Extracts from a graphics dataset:
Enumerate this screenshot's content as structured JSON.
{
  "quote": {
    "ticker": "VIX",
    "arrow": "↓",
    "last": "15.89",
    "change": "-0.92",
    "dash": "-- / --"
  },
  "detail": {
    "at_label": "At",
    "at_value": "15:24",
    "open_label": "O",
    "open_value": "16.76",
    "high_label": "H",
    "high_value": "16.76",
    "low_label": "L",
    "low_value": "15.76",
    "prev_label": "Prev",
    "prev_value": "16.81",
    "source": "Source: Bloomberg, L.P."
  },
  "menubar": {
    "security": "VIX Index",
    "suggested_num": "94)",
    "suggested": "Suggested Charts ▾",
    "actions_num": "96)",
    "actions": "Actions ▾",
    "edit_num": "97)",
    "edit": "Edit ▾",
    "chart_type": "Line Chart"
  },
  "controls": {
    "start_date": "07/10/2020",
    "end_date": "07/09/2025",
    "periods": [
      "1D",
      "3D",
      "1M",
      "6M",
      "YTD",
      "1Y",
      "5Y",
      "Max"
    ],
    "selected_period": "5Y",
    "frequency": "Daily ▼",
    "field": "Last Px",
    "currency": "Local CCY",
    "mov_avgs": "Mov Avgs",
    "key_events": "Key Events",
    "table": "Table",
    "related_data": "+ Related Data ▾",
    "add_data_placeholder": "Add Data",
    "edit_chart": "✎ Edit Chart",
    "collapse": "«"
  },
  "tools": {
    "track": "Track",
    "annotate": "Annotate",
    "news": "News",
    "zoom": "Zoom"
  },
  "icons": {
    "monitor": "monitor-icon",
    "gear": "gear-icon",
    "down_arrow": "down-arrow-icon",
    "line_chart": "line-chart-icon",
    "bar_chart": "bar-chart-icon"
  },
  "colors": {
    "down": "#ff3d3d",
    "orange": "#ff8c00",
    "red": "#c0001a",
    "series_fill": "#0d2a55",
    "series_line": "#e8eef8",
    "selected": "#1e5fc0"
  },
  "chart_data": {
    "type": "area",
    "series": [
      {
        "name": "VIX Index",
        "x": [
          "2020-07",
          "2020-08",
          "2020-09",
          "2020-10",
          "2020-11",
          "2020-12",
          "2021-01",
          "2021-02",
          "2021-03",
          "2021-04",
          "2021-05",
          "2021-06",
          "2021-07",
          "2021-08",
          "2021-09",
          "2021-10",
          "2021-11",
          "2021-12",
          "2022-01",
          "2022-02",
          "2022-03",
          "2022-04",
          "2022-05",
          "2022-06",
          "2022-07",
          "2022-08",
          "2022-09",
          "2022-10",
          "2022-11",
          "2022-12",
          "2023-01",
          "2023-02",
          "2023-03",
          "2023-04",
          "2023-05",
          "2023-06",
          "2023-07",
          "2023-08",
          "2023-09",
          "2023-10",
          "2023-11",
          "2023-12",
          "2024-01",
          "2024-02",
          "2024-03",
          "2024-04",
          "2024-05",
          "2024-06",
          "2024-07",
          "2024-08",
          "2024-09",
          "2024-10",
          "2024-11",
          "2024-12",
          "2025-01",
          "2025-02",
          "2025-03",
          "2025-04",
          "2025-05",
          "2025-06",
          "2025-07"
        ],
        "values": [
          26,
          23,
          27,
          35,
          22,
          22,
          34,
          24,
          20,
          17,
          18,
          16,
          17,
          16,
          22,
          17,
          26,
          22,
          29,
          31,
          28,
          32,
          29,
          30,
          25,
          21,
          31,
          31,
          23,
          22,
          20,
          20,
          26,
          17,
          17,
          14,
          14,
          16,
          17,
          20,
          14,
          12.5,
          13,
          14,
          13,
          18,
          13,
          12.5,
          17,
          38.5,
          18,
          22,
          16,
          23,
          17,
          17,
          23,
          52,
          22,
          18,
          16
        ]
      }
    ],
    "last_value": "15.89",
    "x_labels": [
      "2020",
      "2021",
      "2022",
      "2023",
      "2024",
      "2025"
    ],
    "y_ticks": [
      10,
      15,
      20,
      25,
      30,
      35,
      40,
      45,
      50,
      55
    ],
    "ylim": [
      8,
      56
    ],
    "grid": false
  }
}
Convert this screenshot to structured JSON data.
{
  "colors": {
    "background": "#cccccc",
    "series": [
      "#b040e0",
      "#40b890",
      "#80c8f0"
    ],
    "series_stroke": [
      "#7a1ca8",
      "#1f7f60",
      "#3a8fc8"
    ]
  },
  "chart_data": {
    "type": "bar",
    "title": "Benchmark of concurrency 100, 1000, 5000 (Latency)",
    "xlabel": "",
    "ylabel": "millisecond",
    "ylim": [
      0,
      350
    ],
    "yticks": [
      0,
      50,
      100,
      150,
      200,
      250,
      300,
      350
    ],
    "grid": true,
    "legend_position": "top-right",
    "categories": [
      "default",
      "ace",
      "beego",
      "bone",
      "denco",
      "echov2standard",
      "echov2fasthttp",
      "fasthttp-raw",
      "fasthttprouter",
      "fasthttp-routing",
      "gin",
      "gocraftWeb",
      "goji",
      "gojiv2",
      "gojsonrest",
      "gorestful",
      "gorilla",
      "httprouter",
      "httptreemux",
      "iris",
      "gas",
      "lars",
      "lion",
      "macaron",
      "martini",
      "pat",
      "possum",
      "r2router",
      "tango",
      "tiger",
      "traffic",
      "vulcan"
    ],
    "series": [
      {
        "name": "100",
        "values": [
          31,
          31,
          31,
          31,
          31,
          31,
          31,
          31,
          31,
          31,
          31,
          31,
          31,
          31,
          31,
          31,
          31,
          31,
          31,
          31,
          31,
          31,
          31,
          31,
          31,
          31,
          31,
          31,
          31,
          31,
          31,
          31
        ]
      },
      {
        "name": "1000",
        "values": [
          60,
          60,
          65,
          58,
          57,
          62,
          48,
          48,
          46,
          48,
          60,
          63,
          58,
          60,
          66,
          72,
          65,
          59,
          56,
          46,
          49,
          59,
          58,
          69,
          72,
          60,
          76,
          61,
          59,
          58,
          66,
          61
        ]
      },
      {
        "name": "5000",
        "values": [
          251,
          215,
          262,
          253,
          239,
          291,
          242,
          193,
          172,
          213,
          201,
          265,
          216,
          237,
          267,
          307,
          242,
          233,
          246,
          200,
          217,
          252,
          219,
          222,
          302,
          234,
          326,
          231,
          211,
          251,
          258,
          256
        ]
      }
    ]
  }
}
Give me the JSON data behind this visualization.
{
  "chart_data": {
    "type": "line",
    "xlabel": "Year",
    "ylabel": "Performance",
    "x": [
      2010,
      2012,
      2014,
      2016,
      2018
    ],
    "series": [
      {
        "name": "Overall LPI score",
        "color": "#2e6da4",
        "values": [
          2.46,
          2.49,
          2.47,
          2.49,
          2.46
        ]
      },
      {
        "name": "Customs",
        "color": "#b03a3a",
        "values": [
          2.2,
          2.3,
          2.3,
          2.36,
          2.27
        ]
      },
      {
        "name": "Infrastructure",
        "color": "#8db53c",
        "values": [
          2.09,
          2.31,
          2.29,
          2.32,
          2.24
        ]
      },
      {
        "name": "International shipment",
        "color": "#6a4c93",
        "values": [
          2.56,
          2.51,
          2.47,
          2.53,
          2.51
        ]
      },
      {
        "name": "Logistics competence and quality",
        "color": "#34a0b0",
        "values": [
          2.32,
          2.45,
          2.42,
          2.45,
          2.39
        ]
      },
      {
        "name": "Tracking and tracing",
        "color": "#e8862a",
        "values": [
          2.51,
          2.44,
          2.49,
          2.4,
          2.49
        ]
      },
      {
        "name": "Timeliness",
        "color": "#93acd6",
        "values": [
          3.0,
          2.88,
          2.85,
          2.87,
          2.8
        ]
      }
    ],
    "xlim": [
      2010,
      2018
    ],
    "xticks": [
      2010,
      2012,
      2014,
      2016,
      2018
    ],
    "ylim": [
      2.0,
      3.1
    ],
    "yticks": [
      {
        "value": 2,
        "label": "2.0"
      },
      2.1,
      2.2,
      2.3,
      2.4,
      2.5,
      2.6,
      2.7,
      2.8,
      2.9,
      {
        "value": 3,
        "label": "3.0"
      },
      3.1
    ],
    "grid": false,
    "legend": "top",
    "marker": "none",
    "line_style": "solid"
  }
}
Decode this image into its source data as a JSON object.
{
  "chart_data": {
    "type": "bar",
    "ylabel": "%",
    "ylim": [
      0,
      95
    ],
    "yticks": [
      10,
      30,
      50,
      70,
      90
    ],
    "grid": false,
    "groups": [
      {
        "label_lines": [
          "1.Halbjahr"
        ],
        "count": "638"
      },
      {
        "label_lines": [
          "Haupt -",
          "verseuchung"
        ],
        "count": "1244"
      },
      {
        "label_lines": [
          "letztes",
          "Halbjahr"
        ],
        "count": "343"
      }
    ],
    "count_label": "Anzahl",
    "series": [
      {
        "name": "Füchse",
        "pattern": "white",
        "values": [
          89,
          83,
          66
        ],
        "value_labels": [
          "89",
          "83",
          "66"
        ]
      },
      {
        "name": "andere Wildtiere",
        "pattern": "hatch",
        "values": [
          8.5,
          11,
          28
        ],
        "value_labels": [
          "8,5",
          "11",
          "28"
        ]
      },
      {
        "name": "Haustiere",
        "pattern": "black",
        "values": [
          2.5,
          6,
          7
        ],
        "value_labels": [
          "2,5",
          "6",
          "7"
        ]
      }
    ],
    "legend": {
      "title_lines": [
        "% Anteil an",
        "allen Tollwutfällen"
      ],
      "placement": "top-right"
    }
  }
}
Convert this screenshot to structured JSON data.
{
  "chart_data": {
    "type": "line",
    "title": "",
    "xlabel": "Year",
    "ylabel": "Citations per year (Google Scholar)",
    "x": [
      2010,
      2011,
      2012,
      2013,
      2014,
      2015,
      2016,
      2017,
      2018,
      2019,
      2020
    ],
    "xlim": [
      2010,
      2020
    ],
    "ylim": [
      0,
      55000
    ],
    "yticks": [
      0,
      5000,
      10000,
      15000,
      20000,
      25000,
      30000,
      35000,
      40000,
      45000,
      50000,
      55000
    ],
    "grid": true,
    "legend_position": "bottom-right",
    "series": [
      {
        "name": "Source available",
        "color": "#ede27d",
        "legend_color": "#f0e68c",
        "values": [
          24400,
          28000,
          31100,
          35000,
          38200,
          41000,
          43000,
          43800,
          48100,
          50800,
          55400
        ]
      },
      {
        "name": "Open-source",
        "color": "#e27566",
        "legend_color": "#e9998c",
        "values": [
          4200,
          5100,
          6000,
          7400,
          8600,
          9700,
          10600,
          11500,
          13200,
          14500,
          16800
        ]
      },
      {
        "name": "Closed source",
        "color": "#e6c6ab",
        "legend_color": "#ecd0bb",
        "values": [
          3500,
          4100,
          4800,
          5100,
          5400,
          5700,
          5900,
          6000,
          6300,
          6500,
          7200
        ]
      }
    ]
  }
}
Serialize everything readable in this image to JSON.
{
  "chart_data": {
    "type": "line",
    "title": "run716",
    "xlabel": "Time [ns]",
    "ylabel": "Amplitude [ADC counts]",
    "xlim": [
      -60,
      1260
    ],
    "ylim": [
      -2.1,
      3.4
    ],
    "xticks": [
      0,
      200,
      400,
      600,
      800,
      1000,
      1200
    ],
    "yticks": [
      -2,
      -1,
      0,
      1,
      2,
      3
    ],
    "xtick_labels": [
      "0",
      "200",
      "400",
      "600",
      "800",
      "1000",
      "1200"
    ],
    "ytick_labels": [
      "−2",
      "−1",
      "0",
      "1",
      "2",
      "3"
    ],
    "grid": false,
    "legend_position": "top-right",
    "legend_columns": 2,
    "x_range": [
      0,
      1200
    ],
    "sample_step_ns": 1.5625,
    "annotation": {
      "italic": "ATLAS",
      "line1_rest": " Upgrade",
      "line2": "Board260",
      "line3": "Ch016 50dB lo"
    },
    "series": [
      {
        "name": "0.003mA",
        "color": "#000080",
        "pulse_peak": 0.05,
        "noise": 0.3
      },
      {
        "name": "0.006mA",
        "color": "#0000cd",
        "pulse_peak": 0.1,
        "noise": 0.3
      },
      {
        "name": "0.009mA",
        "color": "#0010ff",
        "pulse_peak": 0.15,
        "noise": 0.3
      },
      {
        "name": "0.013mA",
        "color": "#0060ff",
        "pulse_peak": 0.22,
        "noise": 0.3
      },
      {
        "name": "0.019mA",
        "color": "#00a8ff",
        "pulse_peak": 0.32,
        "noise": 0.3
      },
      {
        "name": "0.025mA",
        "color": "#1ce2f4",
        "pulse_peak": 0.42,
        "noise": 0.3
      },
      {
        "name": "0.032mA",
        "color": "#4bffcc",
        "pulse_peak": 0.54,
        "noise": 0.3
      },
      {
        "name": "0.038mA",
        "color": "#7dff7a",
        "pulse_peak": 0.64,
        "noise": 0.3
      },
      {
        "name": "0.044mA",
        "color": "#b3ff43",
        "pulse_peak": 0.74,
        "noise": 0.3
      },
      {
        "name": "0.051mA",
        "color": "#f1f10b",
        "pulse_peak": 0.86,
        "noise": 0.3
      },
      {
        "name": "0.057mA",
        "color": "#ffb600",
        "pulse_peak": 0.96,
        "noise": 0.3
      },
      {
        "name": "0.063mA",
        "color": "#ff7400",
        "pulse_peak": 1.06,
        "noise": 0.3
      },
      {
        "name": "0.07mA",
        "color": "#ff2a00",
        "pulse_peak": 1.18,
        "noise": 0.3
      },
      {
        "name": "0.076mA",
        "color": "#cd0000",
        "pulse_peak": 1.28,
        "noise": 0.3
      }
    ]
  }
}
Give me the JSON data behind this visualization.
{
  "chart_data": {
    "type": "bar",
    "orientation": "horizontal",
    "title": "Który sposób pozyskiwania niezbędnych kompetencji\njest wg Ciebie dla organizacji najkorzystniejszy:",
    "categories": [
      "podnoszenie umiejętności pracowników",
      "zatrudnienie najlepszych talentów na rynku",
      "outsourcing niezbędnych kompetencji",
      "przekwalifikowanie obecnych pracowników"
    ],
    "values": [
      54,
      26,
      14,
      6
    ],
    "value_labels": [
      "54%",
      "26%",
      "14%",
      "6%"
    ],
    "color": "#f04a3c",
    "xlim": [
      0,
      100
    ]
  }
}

Written request -
Using the records above, pull out each line where the word "niezbędnych" occurs.

Reply to the task -
    "title": "Który sposób pozyskiwania niezbędnych kompetencji\njest wg Ciebie dla organizacji najkorzystniejszy:",
      "outsourcing niezbędnych kompetencji",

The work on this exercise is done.